> PROBLEM TO SOLVE:
Pictures stay out of the copy; set down each line of the listing below exactly.
* Begin *
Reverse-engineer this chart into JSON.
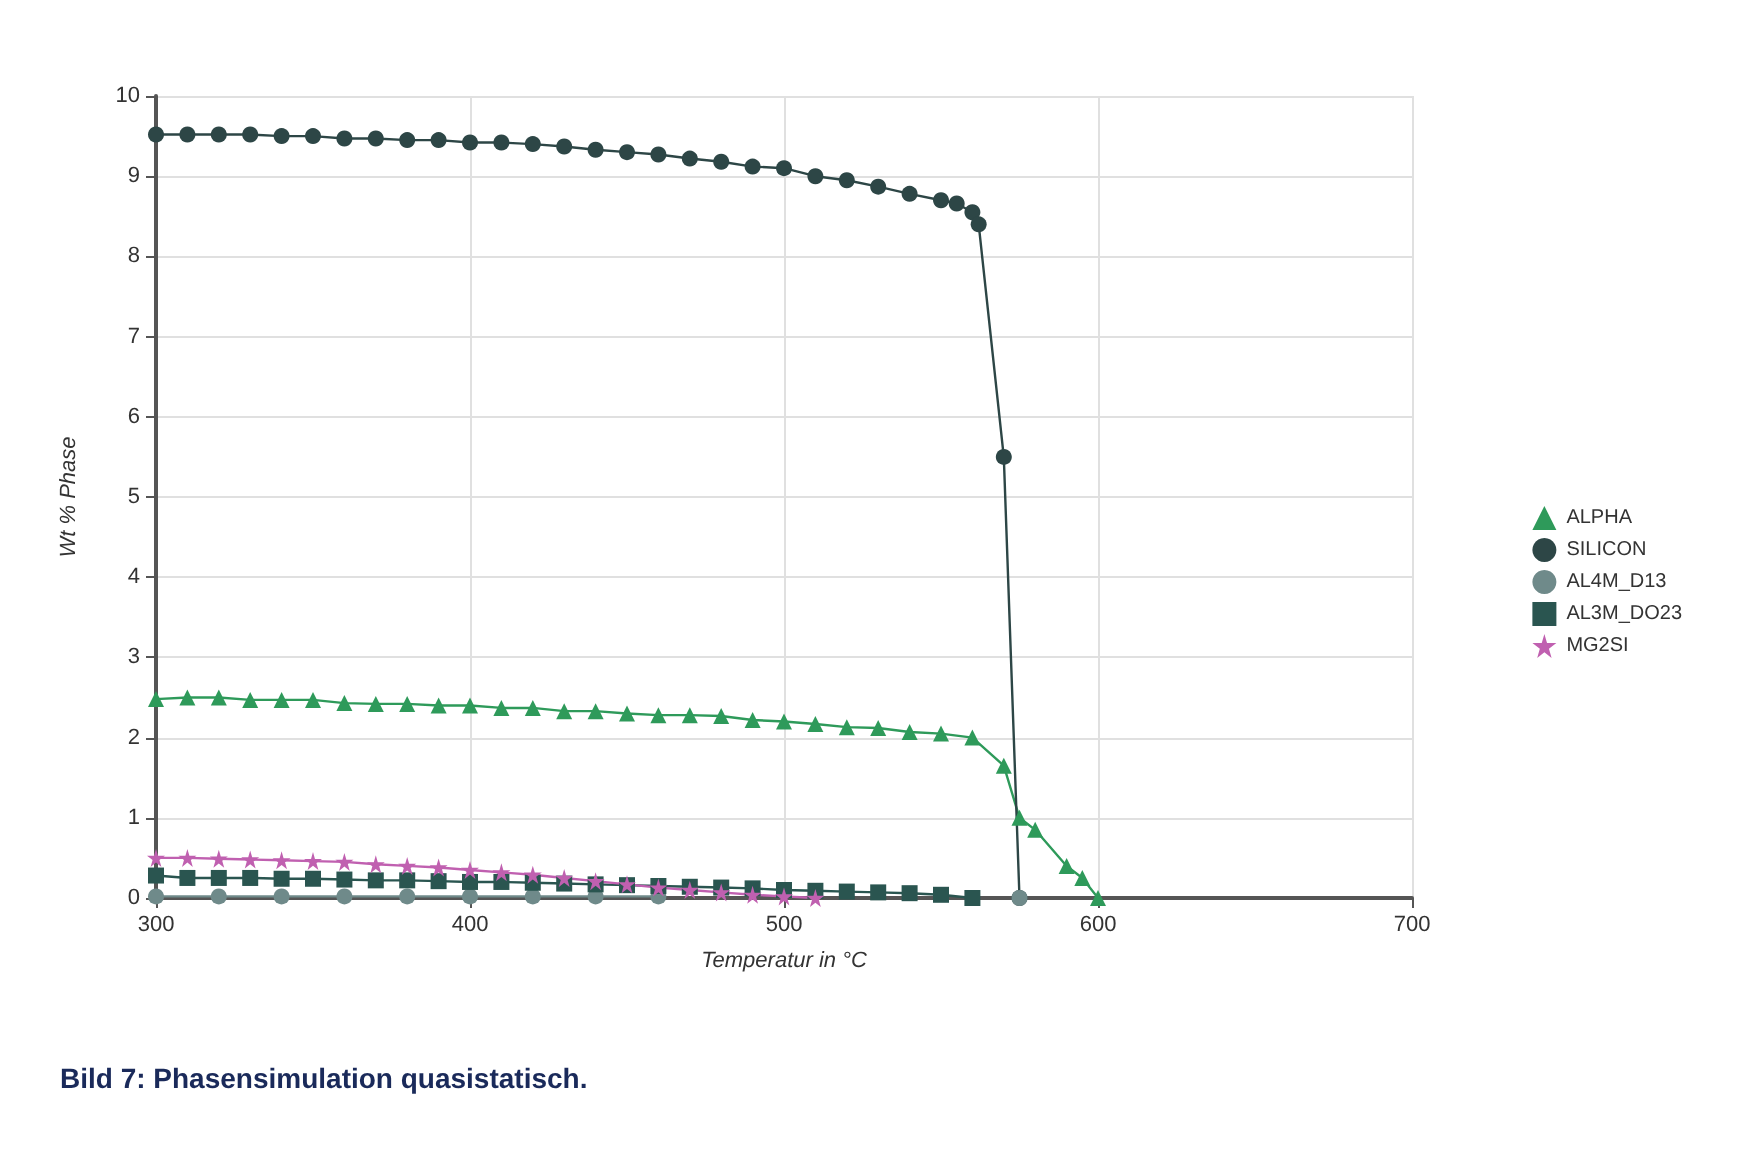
{
  "chart_data": {
    "type": "line",
    "xlabel": "Temperatur in °C",
    "ylabel": "Wt % Phase",
    "xlim": [
      300,
      700
    ],
    "xticks": [
      300,
      400,
      500,
      600,
      700
    ],
    "ylim": [
      0,
      10
    ],
    "yticks": [
      0,
      1,
      2,
      3,
      4,
      5,
      6,
      7,
      8,
      9,
      10
    ],
    "grid": true,
    "legend": "right",
    "annotations": [
      "Bild 7: Phasensimulation quasistatisch."
    ],
    "series": [
      {
        "name": "ALPHA",
        "color": "#2e9a5a",
        "marker": "triangle",
        "x": [
          300,
          310,
          320,
          330,
          340,
          350,
          360,
          370,
          380,
          390,
          400,
          410,
          420,
          430,
          440,
          450,
          460,
          470,
          480,
          490,
          500,
          510,
          520,
          530,
          540,
          550,
          560,
          570,
          575,
          580,
          590,
          595,
          600
        ],
        "values": [
          2.48,
          2.5,
          2.5,
          2.47,
          2.47,
          2.47,
          2.43,
          2.42,
          2.42,
          2.4,
          2.4,
          2.37,
          2.37,
          2.33,
          2.33,
          2.3,
          2.28,
          2.28,
          2.27,
          2.22,
          2.2,
          2.17,
          2.13,
          2.12,
          2.07,
          2.05,
          2.0,
          1.65,
          1.0,
          0.85,
          0.4,
          0.25,
          0
        ]
      },
      {
        "name": "SILICON",
        "color": "#2d4646",
        "marker": "circle",
        "x": [
          300,
          310,
          320,
          330,
          340,
          350,
          360,
          370,
          380,
          390,
          400,
          410,
          420,
          430,
          440,
          450,
          460,
          470,
          480,
          490,
          500,
          510,
          520,
          530,
          540,
          550,
          555,
          560,
          562,
          570,
          575
        ],
        "values": [
          9.52,
          9.52,
          9.52,
          9.52,
          9.5,
          9.5,
          9.47,
          9.47,
          9.45,
          9.45,
          9.42,
          9.42,
          9.4,
          9.37,
          9.33,
          9.3,
          9.27,
          9.22,
          9.18,
          9.12,
          9.1,
          9.0,
          8.95,
          8.87,
          8.78,
          8.7,
          8.66,
          8.55,
          8.4,
          5.5,
          0
        ]
      },
      {
        "name": "AL4M_D13",
        "color": "#6f8a8a",
        "marker": "circle",
        "x": [
          300,
          320,
          340,
          360,
          380,
          400,
          420,
          440,
          460,
          480,
          500,
          520,
          540,
          560,
          575
        ],
        "values": [
          0.02,
          0.02,
          0.02,
          0.02,
          0.02,
          0.02,
          0.02,
          0.02,
          0.02,
          null,
          null,
          null,
          null,
          null,
          0
        ]
      },
      {
        "name": "AL3M_DO23",
        "color": "#2a5550",
        "marker": "square",
        "x": [
          300,
          310,
          320,
          330,
          340,
          350,
          360,
          370,
          380,
          390,
          400,
          410,
          420,
          430,
          440,
          450,
          460,
          470,
          480,
          490,
          500,
          510,
          520,
          530,
          540,
          550,
          560
        ],
        "values": [
          0.28,
          0.25,
          0.25,
          0.25,
          0.24,
          0.24,
          0.23,
          0.22,
          0.22,
          0.21,
          0.2,
          0.2,
          0.19,
          0.18,
          0.17,
          0.16,
          0.15,
          0.14,
          0.13,
          0.12,
          0.1,
          0.09,
          0.08,
          0.07,
          0.06,
          0.04,
          0
        ]
      },
      {
        "name": "MG2SI",
        "color": "#c060b0",
        "marker": "star",
        "x": [
          300,
          310,
          320,
          330,
          340,
          350,
          360,
          370,
          380,
          390,
          400,
          410,
          420,
          430,
          440,
          450,
          460,
          470,
          480,
          490,
          500,
          510
        ],
        "values": [
          0.5,
          0.5,
          0.49,
          0.48,
          0.47,
          0.46,
          0.45,
          0.42,
          0.4,
          0.38,
          0.35,
          0.32,
          0.29,
          0.25,
          0.21,
          0.17,
          0.13,
          0.1,
          0.07,
          0.04,
          0.02,
          0
        ]
      }
    ]
  }
}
* End *
> RESULT FOR THIS EXERCISE:
Reverse-engineer this chart into JSON.
{
  "chart_data": {
    "type": "line",
    "xlabel": "Temperatur in °C",
    "ylabel": "Wt % Phase",
    "xlim": [
      300,
      700
    ],
    "xticks": [
      300,
      400,
      500,
      600,
      700
    ],
    "ylim": [
      0,
      10
    ],
    "yticks": [
      0,
      1,
      2,
      3,
      4,
      5,
      6,
      7,
      8,
      9,
      10
    ],
    "grid": true,
    "legend": "right",
    "annotations": [
      "Bild 7: Phasensimulation quasistatisch."
    ],
    "series": [
      {
        "name": "ALPHA",
        "color": "#2e9a5a",
        "marker": "triangle",
        "x": [
          300,
          310,
          320,
          330,
          340,
          350,
          360,
          370,
          380,
          390,
          400,
          410,
          420,
          430,
          440,
          450,
          460,
          470,
          480,
          490,
          500,
          510,
          520,
          530,
          540,
          550,
          560,
          570,
          575,
          580,
          590,
          595,
          600
        ],
        "values": [
          2.48,
          2.5,
          2.5,
          2.47,
          2.47,
          2.47,
          2.43,
          2.42,
          2.42,
          2.4,
          2.4,
          2.37,
          2.37,
          2.33,
          2.33,
          2.3,
          2.28,
          2.28,
          2.27,
          2.22,
          2.2,
          2.17,
          2.13,
          2.12,
          2.07,
          2.05,
          2.0,
          1.65,
          1.0,
          0.85,
          0.4,
          0.25,
          0
        ]
      },
      {
        "name": "SILICON",
        "color": "#2d4646",
        "marker": "circle",
        "x": [
          300,
          310,
          320,
          330,
          340,
          350,
          360,
          370,
          380,
          390,
          400,
          410,
          420,
          430,
          440,
          450,
          460,
          470,
          480,
          490,
          500,
          510,
          520,
          530,
          540,
          550,
          555,
          560,
          562,
          570,
          575
        ],
        "values": [
          9.52,
          9.52,
          9.52,
          9.52,
          9.5,
          9.5,
          9.47,
          9.47,
          9.45,
          9.45,
          9.42,
          9.42,
          9.4,
          9.37,
          9.33,
          9.3,
          9.27,
          9.22,
          9.18,
          9.12,
          9.1,
          9.0,
          8.95,
          8.87,
          8.78,
          8.7,
          8.66,
          8.55,
          8.4,
          5.5,
          0
        ]
      },
      {
        "name": "AL4M_D13",
        "color": "#6f8a8a",
        "marker": "circle",
        "x": [
          300,
          320,
          340,
          360,
          380,
          400,
          420,
          440,
          460,
          480,
          500,
          520,
          540,
          560,
          575
        ],
        "values": [
          0.02,
          0.02,
          0.02,
          0.02,
          0.02,
          0.02,
          0.02,
          0.02,
          0.02,
          null,
          null,
          null,
          null,
          null,
          0
        ]
      },
      {
        "name": "AL3M_DO23",
        "color": "#2a5550",
        "marker": "square",
        "x": [
          300,
          310,
          320,
          330,
          340,
          350,
          360,
          370,
          380,
          390,
          400,
          410,
          420,
          430,
          440,
          450,
          460,
          470,
          480,
          490,
          500,
          510,
          520,
          530,
          540,
          550,
          560
        ],
        "values": [
          0.28,
          0.25,
          0.25,
          0.25,
          0.24,
          0.24,
          0.23,
          0.22,
          0.22,
          0.21,
          0.2,
          0.2,
          0.19,
          0.18,
          0.17,
          0.16,
          0.15,
          0.14,
          0.13,
          0.12,
          0.1,
          0.09,
          0.08,
          0.07,
          0.06,
          0.04,
          0
        ]
      },
      {
        "name": "MG2SI",
        "color": "#c060b0",
        "marker": "star",
        "x": [
          300,
          310,
          320,
          330,
          340,
          350,
          360,
          370,
          380,
          390,
          400,
          410,
          420,
          430,
          440,
          450,
          460,
          470,
          480,
          490,
          500,
          510
        ],
        "values": [
          0.5,
          0.5,
          0.49,
          0.48,
          0.47,
          0.46,
          0.45,
          0.42,
          0.4,
          0.38,
          0.35,
          0.32,
          0.29,
          0.25,
          0.21,
          0.17,
          0.13,
          0.1,
          0.07,
          0.04,
          0.02,
          0
        ]
      }
    ]
  }
}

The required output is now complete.